Reproduce all of the data exactly, with no line skipped.

### Extracted data entries
______________________________
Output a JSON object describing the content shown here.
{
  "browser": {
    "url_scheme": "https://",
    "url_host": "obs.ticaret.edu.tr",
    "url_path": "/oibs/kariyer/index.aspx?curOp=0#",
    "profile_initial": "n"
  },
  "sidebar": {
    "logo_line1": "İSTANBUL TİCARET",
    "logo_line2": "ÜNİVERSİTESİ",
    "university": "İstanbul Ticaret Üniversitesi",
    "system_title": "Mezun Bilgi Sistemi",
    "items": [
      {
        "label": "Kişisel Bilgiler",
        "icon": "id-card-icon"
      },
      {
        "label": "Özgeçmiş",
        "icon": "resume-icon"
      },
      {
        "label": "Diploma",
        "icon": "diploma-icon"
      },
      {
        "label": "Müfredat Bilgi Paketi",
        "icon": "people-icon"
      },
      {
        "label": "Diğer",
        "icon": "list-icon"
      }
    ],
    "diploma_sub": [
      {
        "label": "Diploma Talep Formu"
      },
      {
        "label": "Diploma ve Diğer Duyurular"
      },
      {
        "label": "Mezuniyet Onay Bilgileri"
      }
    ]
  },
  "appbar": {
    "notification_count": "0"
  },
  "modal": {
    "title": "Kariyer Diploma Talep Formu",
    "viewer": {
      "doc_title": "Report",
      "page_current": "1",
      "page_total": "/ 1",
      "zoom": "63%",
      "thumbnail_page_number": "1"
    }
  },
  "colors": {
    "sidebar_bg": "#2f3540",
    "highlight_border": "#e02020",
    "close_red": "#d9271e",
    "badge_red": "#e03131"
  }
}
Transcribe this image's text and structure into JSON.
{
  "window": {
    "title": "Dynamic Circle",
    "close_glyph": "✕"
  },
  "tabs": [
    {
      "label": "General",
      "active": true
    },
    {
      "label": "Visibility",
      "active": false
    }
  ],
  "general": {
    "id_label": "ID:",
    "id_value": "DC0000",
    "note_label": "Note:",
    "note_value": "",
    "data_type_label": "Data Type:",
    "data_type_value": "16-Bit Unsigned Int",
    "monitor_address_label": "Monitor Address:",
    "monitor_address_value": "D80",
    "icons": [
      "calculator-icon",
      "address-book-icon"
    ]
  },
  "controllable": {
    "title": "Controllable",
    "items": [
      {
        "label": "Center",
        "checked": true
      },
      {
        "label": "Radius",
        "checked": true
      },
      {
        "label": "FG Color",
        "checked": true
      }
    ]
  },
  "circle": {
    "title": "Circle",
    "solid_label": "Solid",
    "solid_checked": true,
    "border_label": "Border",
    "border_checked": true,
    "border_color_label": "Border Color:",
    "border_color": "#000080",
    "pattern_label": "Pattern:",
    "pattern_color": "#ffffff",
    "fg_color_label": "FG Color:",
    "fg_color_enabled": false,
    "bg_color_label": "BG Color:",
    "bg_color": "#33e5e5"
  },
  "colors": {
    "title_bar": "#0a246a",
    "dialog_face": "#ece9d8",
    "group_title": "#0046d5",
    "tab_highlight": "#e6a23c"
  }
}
______________________________
### The result
Output a JSON object describing the content shown here.
{
  "browser": {
    "url_scheme": "https://",
    "url_host": "obs.ticaret.edu.tr",
    "url_path": "/oibs/kariyer/index.aspx?curOp=0#",
    "profile_initial": "n"
  },
  "sidebar": {
    "logo_line1": "İSTANBUL TİCARET",
    "logo_line2": "ÜNİVERSİTESİ",
    "university": "İstanbul Ticaret Üniversitesi",
    "system_title": "Mezun Bilgi Sistemi",
    "items": [
      {
        "label": "Kişisel Bilgiler",
        "icon": "id-card-icon"
      },
      {
        "label": "Özgeçmiş",
        "icon": "resume-icon"
      },
      {
        "label": "Diploma",
        "icon": "diploma-icon"
      },
      {
        "label": "Müfredat Bilgi Paketi",
        "icon": "people-icon"
      },
      {
        "label": "Diğer",
        "icon": "list-icon"
      }
    ],
    "diploma_sub": [
      {
        "label": "Diploma Talep Formu"
      },
      {
        "label": "Diploma ve Diğer Duyurular"
      },
      {
        "label": "Mezuniyet Onay Bilgileri"
      }
    ]
  },
  "appbar": {
    "notification_count": "0"
  },
  "modal": {
    "title": "Kariyer Diploma Talep Formu",
    "viewer": {
      "doc_title": "Report",
      "page_current": "1",
      "page_total": "/ 1",
      "zoom": "63%",
      "thumbnail_page_number": "1"
    }
  },
  "colors": {
    "sidebar_bg": "#2f3540",
    "highlight_border": "#e02020",
    "close_red": "#d9271e",
    "badge_red": "#e03131"
  }
}
Transcribe this image's text and structure into JSON.
{
  "window": {
    "title": "Dynamic Circle",
    "close_glyph": "✕"
  },
  "tabs": [
    {
      "label": "General",
      "active": true
    },
    {
      "label": "Visibility",
      "active": false
    }
  ],
  "general": {
    "id_label": "ID:",
    "id_value": "DC0000",
    "note_label": "Note:",
    "note_value": "",
    "data_type_label": "Data Type:",
    "data_type_value": "16-Bit Unsigned Int",
    "monitor_address_label": "Monitor Address:",
    "monitor_address_value": "D80",
    "icons": [
      "calculator-icon",
      "address-book-icon"
    ]
  },
  "controllable": {
    "title": "Controllable",
    "items": [
      {
        "label": "Center",
        "checked": true
      },
      {
        "label": "Radius",
        "checked": true
      },
      {
        "label": "FG Color",
        "checked": true
      }
    ]
  },
  "circle": {
    "title": "Circle",
    "solid_label": "Solid",
    "solid_checked": true,
    "border_label": "Border",
    "border_checked": true,
    "border_color_label": "Border Color:",
    "border_color": "#000080",
    "pattern_label": "Pattern:",
    "pattern_color": "#ffffff",
    "fg_color_label": "FG Color:",
    "fg_color_enabled": false,
    "bg_color_label": "BG Color:",
    "bg_color": "#33e5e5"
  },
  "colors": {
    "title_bar": "#0a246a",
    "dialog_face": "#ece9d8",
    "group_title": "#0046d5",
    "tab_highlight": "#e6a23c"
  }
}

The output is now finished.